[start]

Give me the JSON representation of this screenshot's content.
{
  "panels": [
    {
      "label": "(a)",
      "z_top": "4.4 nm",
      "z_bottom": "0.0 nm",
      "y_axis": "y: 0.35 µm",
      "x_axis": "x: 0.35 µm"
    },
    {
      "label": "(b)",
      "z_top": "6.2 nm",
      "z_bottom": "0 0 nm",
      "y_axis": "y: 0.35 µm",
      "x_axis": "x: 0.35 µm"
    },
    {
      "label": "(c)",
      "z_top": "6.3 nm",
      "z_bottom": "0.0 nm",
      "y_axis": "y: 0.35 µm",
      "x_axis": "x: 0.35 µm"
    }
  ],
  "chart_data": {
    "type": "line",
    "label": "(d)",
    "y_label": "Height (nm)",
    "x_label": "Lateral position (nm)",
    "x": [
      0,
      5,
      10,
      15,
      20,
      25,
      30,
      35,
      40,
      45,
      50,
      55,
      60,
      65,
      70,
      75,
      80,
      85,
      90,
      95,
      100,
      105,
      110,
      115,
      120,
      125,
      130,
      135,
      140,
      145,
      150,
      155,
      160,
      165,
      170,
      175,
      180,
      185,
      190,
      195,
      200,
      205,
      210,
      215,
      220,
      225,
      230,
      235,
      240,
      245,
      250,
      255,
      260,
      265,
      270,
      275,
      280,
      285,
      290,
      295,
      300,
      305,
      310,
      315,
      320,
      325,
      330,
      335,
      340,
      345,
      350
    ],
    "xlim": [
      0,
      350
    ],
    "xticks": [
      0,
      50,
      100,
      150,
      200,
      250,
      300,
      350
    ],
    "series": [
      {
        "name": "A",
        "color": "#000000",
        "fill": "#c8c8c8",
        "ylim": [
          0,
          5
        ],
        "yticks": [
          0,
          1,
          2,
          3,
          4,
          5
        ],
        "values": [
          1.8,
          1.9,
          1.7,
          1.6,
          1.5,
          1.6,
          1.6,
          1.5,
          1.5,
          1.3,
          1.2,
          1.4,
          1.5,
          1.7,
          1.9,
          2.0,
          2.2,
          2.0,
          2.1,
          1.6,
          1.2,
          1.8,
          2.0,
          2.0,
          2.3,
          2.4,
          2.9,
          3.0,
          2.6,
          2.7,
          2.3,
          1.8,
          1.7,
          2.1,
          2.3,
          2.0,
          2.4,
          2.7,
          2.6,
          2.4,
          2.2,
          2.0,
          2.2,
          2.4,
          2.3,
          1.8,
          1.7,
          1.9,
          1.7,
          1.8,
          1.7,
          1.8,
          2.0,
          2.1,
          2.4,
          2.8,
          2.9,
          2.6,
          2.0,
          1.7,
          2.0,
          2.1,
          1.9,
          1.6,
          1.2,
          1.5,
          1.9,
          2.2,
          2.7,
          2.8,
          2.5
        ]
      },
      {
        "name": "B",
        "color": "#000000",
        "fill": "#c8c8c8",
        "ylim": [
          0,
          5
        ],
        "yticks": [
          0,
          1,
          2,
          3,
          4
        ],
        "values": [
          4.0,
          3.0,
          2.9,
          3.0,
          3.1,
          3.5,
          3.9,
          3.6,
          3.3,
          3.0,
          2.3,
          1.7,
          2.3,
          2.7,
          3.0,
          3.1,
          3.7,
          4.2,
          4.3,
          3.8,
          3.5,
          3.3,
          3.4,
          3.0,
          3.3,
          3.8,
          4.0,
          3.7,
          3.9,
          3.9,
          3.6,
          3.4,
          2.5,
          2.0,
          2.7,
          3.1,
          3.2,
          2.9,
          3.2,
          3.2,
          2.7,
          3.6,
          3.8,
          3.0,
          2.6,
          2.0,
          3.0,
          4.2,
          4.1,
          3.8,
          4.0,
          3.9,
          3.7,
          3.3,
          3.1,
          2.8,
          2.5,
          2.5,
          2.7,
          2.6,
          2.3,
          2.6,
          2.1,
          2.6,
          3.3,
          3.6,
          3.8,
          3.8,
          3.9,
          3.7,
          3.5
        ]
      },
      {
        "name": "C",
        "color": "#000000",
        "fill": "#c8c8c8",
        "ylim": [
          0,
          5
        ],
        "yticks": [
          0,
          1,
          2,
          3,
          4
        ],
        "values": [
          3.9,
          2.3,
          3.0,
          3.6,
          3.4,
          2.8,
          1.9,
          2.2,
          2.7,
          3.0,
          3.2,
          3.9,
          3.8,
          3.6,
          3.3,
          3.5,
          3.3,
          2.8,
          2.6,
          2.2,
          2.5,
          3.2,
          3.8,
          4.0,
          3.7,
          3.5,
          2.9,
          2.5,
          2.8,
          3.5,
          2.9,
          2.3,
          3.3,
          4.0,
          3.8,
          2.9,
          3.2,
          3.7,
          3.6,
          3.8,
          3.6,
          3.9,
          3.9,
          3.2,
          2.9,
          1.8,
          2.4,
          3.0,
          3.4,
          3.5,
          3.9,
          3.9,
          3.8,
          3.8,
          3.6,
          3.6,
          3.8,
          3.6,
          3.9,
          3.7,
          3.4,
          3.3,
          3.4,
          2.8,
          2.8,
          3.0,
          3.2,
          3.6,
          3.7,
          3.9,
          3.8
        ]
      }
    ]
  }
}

[end]

EXERCISE ▸ Retype the entries one by one, exactly.

RESULT BELOW ▸
Give me the JSON representation of this screenshot's content.
{
  "panels": [
    {
      "label": "(a)",
      "z_top": "4.4 nm",
      "z_bottom": "0.0 nm",
      "y_axis": "y: 0.35 µm",
      "x_axis": "x: 0.35 µm"
    },
    {
      "label": "(b)",
      "z_top": "6.2 nm",
      "z_bottom": "0 0 nm",
      "y_axis": "y: 0.35 µm",
      "x_axis": "x: 0.35 µm"
    },
    {
      "label": "(c)",
      "z_top": "6.3 nm",
      "z_bottom": "0.0 nm",
      "y_axis": "y: 0.35 µm",
      "x_axis": "x: 0.35 µm"
    }
  ],
  "chart_data": {
    "type": "line",
    "label": "(d)",
    "y_label": "Height (nm)",
    "x_label": "Lateral position (nm)",
    "x": [
      0,
      5,
      10,
      15,
      20,
      25,
      30,
      35,
      40,
      45,
      50,
      55,
      60,
      65,
      70,
      75,
      80,
      85,
      90,
      95,
      100,
      105,
      110,
      115,
      120,
      125,
      130,
      135,
      140,
      145,
      150,
      155,
      160,
      165,
      170,
      175,
      180,
      185,
      190,
      195,
      200,
      205,
      210,
      215,
      220,
      225,
      230,
      235,
      240,
      245,
      250,
      255,
      260,
      265,
      270,
      275,
      280,
      285,
      290,
      295,
      300,
      305,
      310,
      315,
      320,
      325,
      330,
      335,
      340,
      345,
      350
    ],
    "xlim": [
      0,
      350
    ],
    "xticks": [
      0,
      50,
      100,
      150,
      200,
      250,
      300,
      350
    ],
    "series": [
      {
        "name": "A",
        "color": "#000000",
        "fill": "#c8c8c8",
        "ylim": [
          0,
          5
        ],
        "yticks": [
          0,
          1,
          2,
          3,
          4,
          5
        ],
        "values": [
          1.8,
          1.9,
          1.7,
          1.6,
          1.5,
          1.6,
          1.6,
          1.5,
          1.5,
          1.3,
          1.2,
          1.4,
          1.5,
          1.7,
          1.9,
          2.0,
          2.2,
          2.0,
          2.1,
          1.6,
          1.2,
          1.8,
          2.0,
          2.0,
          2.3,
          2.4,
          2.9,
          3.0,
          2.6,
          2.7,
          2.3,
          1.8,
          1.7,
          2.1,
          2.3,
          2.0,
          2.4,
          2.7,
          2.6,
          2.4,
          2.2,
          2.0,
          2.2,
          2.4,
          2.3,
          1.8,
          1.7,
          1.9,
          1.7,
          1.8,
          1.7,
          1.8,
          2.0,
          2.1,
          2.4,
          2.8,
          2.9,
          2.6,
          2.0,
          1.7,
          2.0,
          2.1,
          1.9,
          1.6,
          1.2,
          1.5,
          1.9,
          2.2,
          2.7,
          2.8,
          2.5
        ]
      },
      {
        "name": "B",
        "color": "#000000",
        "fill": "#c8c8c8",
        "ylim": [
          0,
          5
        ],
        "yticks": [
          0,
          1,
          2,
          3,
          4
        ],
        "values": [
          4.0,
          3.0,
          2.9,
          3.0,
          3.1,
          3.5,
          3.9,
          3.6,
          3.3,
          3.0,
          2.3,
          1.7,
          2.3,
          2.7,
          3.0,
          3.1,
          3.7,
          4.2,
          4.3,
          3.8,
          3.5,
          3.3,
          3.4,
          3.0,
          3.3,
          3.8,
          4.0,
          3.7,
          3.9,
          3.9,
          3.6,
          3.4,
          2.5,
          2.0,
          2.7,
          3.1,
          3.2,
          2.9,
          3.2,
          3.2,
          2.7,
          3.6,
          3.8,
          3.0,
          2.6,
          2.0,
          3.0,
          4.2,
          4.1,
          3.8,
          4.0,
          3.9,
          3.7,
          3.3,
          3.1,
          2.8,
          2.5,
          2.5,
          2.7,
          2.6,
          2.3,
          2.6,
          2.1,
          2.6,
          3.3,
          3.6,
          3.8,
          3.8,
          3.9,
          3.7,
          3.5
        ]
      },
      {
        "name": "C",
        "color": "#000000",
        "fill": "#c8c8c8",
        "ylim": [
          0,
          5
        ],
        "yticks": [
          0,
          1,
          2,
          3,
          4
        ],
        "values": [
          3.9,
          2.3,
          3.0,
          3.6,
          3.4,
          2.8,
          1.9,
          2.2,
          2.7,
          3.0,
          3.2,
          3.9,
          3.8,
          3.6,
          3.3,
          3.5,
          3.3,
          2.8,
          2.6,
          2.2,
          2.5,
          3.2,
          3.8,
          4.0,
          3.7,
          3.5,
          2.9,
          2.5,
          2.8,
          3.5,
          2.9,
          2.3,
          3.3,
          4.0,
          3.8,
          2.9,
          3.2,
          3.7,
          3.6,
          3.8,
          3.6,
          3.9,
          3.9,
          3.2,
          2.9,
          1.8,
          2.4,
          3.0,
          3.4,
          3.5,
          3.9,
          3.9,
          3.8,
          3.8,
          3.6,
          3.6,
          3.8,
          3.6,
          3.9,
          3.7,
          3.4,
          3.3,
          3.4,
          2.8,
          2.8,
          3.0,
          3.2,
          3.6,
          3.7,
          3.9,
          3.8
        ]
      }
    ]
  }
}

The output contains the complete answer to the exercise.